-- start --
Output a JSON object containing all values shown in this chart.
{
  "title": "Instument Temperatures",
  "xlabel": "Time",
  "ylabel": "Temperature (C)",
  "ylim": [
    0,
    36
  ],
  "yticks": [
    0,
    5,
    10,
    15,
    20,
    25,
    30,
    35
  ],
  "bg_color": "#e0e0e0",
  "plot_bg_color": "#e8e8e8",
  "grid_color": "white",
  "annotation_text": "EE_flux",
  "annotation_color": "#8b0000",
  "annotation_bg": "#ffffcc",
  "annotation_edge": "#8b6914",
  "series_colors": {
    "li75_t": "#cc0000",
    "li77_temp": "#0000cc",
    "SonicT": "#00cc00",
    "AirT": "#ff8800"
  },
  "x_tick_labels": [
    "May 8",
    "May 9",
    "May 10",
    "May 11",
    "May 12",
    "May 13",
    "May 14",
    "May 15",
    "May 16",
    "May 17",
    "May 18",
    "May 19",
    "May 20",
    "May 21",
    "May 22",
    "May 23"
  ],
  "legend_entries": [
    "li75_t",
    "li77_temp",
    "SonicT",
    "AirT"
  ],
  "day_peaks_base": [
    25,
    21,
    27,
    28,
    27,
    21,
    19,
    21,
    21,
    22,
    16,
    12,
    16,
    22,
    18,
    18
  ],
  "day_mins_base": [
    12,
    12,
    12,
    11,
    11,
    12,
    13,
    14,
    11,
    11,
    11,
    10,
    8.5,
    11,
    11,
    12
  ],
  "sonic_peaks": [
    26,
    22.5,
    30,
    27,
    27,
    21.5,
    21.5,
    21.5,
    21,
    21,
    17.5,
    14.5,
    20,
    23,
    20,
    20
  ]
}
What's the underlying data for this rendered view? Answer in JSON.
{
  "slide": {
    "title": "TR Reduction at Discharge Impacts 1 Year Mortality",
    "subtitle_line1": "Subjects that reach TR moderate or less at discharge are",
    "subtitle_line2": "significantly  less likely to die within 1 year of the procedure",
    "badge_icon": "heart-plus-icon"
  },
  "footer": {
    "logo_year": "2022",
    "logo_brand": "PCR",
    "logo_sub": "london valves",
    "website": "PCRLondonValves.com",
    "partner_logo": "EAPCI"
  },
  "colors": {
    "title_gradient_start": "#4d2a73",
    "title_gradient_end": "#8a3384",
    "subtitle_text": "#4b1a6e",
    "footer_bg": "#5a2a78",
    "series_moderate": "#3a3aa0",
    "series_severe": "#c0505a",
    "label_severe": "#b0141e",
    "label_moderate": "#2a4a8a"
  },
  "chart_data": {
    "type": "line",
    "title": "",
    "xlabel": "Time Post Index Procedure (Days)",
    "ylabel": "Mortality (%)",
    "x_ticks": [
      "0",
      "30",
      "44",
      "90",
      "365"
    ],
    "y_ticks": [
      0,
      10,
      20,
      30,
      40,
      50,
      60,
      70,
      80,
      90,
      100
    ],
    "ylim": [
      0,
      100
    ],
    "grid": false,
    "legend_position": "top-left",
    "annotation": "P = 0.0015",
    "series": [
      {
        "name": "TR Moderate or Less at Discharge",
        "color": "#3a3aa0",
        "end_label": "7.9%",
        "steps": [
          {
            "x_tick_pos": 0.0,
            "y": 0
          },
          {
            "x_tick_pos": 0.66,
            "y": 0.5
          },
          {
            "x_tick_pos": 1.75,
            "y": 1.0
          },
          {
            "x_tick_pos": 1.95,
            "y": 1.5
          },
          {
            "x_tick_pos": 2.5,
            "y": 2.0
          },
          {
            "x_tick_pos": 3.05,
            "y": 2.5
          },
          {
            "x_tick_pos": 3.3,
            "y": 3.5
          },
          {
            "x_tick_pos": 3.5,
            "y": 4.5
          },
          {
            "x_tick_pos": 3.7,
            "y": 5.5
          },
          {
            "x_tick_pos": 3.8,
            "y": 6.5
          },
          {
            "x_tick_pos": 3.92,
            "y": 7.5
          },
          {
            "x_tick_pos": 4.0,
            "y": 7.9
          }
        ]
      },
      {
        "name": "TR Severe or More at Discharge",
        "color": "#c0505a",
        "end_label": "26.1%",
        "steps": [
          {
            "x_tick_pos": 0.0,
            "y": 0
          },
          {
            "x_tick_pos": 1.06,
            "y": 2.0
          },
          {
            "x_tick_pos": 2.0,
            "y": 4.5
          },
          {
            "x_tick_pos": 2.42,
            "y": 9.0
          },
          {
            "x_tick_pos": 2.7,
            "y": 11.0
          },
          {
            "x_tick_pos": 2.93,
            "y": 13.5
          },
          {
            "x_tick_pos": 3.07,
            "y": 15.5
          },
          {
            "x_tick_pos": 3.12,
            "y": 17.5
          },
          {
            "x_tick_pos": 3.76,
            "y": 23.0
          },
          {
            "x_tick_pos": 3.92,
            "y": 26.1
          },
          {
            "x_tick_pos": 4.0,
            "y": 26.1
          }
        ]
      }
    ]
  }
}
-- end --
Above are some records. Print them all exactly.

Exercise result:
Output a JSON object containing all values shown in this chart.
{
  "title": "Instument Temperatures",
  "xlabel": "Time",
  "ylabel": "Temperature (C)",
  "ylim": [
    0,
    36
  ],
  "yticks": [
    0,
    5,
    10,
    15,
    20,
    25,
    30,
    35
  ],
  "bg_color": "#e0e0e0",
  "plot_bg_color": "#e8e8e8",
  "grid_color": "white",
  "annotation_text": "EE_flux",
  "annotation_color": "#8b0000",
  "annotation_bg": "#ffffcc",
  "annotation_edge": "#8b6914",
  "series_colors": {
    "li75_t": "#cc0000",
    "li77_temp": "#0000cc",
    "SonicT": "#00cc00",
    "AirT": "#ff8800"
  },
  "x_tick_labels": [
    "May 8",
    "May 9",
    "May 10",
    "May 11",
    "May 12",
    "May 13",
    "May 14",
    "May 15",
    "May 16",
    "May 17",
    "May 18",
    "May 19",
    "May 20",
    "May 21",
    "May 22",
    "May 23"
  ],
  "legend_entries": [
    "li75_t",
    "li77_temp",
    "SonicT",
    "AirT"
  ],
  "day_peaks_base": [
    25,
    21,
    27,
    28,
    27,
    21,
    19,
    21,
    21,
    22,
    16,
    12,
    16,
    22,
    18,
    18
  ],
  "day_mins_base": [
    12,
    12,
    12,
    11,
    11,
    12,
    13,
    14,
    11,
    11,
    11,
    10,
    8.5,
    11,
    11,
    12
  ],
  "sonic_peaks": [
    26,
    22.5,
    30,
    27,
    27,
    21.5,
    21.5,
    21.5,
    21,
    21,
    17.5,
    14.5,
    20,
    23,
    20,
    20
  ]
}
What's the underlying data for this rendered view? Answer in JSON.
{
  "slide": {
    "title": "TR Reduction at Discharge Impacts 1 Year Mortality",
    "subtitle_line1": "Subjects that reach TR moderate or less at discharge are",
    "subtitle_line2": "significantly  less likely to die within 1 year of the procedure",
    "badge_icon": "heart-plus-icon"
  },
  "footer": {
    "logo_year": "2022",
    "logo_brand": "PCR",
    "logo_sub": "london valves",
    "website": "PCRLondonValves.com",
    "partner_logo": "EAPCI"
  },
  "colors": {
    "title_gradient_start": "#4d2a73",
    "title_gradient_end": "#8a3384",
    "subtitle_text": "#4b1a6e",
    "footer_bg": "#5a2a78",
    "series_moderate": "#3a3aa0",
    "series_severe": "#c0505a",
    "label_severe": "#b0141e",
    "label_moderate": "#2a4a8a"
  },
  "chart_data": {
    "type": "line",
    "title": "",
    "xlabel": "Time Post Index Procedure (Days)",
    "ylabel": "Mortality (%)",
    "x_ticks": [
      "0",
      "30",
      "44",
      "90",
      "365"
    ],
    "y_ticks": [
      0,
      10,
      20,
      30,
      40,
      50,
      60,
      70,
      80,
      90,
      100
    ],
    "ylim": [
      0,
      100
    ],
    "grid": false,
    "legend_position": "top-left",
    "annotation": "P = 0.0015",
    "series": [
      {
        "name": "TR Moderate or Less at Discharge",
        "color": "#3a3aa0",
        "end_label": "7.9%",
        "steps": [
          {
            "x_tick_pos": 0.0,
            "y": 0
          },
          {
            "x_tick_pos": 0.66,
            "y": 0.5
          },
          {
            "x_tick_pos": 1.75,
            "y": 1.0
          },
          {
            "x_tick_pos": 1.95,
            "y": 1.5
          },
          {
            "x_tick_pos": 2.5,
            "y": 2.0
          },
          {
            "x_tick_pos": 3.05,
            "y": 2.5
          },
          {
            "x_tick_pos": 3.3,
            "y": 3.5
          },
          {
            "x_tick_pos": 3.5,
            "y": 4.5
          },
          {
            "x_tick_pos": 3.7,
            "y": 5.5
          },
          {
            "x_tick_pos": 3.8,
            "y": 6.5
          },
          {
            "x_tick_pos": 3.92,
            "y": 7.5
          },
          {
            "x_tick_pos": 4.0,
            "y": 7.9
          }
        ]
      },
      {
        "name": "TR Severe or More at Discharge",
        "color": "#c0505a",
        "end_label": "26.1%",
        "steps": [
          {
            "x_tick_pos": 0.0,
            "y": 0
          },
          {
            "x_tick_pos": 1.06,
            "y": 2.0
          },
          {
            "x_tick_pos": 2.0,
            "y": 4.5
          },
          {
            "x_tick_pos": 2.42,
            "y": 9.0
          },
          {
            "x_tick_pos": 2.7,
            "y": 11.0
          },
          {
            "x_tick_pos": 2.93,
            "y": 13.5
          },
          {
            "x_tick_pos": 3.07,
            "y": 15.5
          },
          {
            "x_tick_pos": 3.12,
            "y": 17.5
          },
          {
            "x_tick_pos": 3.76,
            "y": 23.0
          },
          {
            "x_tick_pos": 3.92,
            "y": 26.1
          },
          {
            "x_tick_pos": 4.0,
            "y": 26.1
          }
        ]
      }
    ]
  }
}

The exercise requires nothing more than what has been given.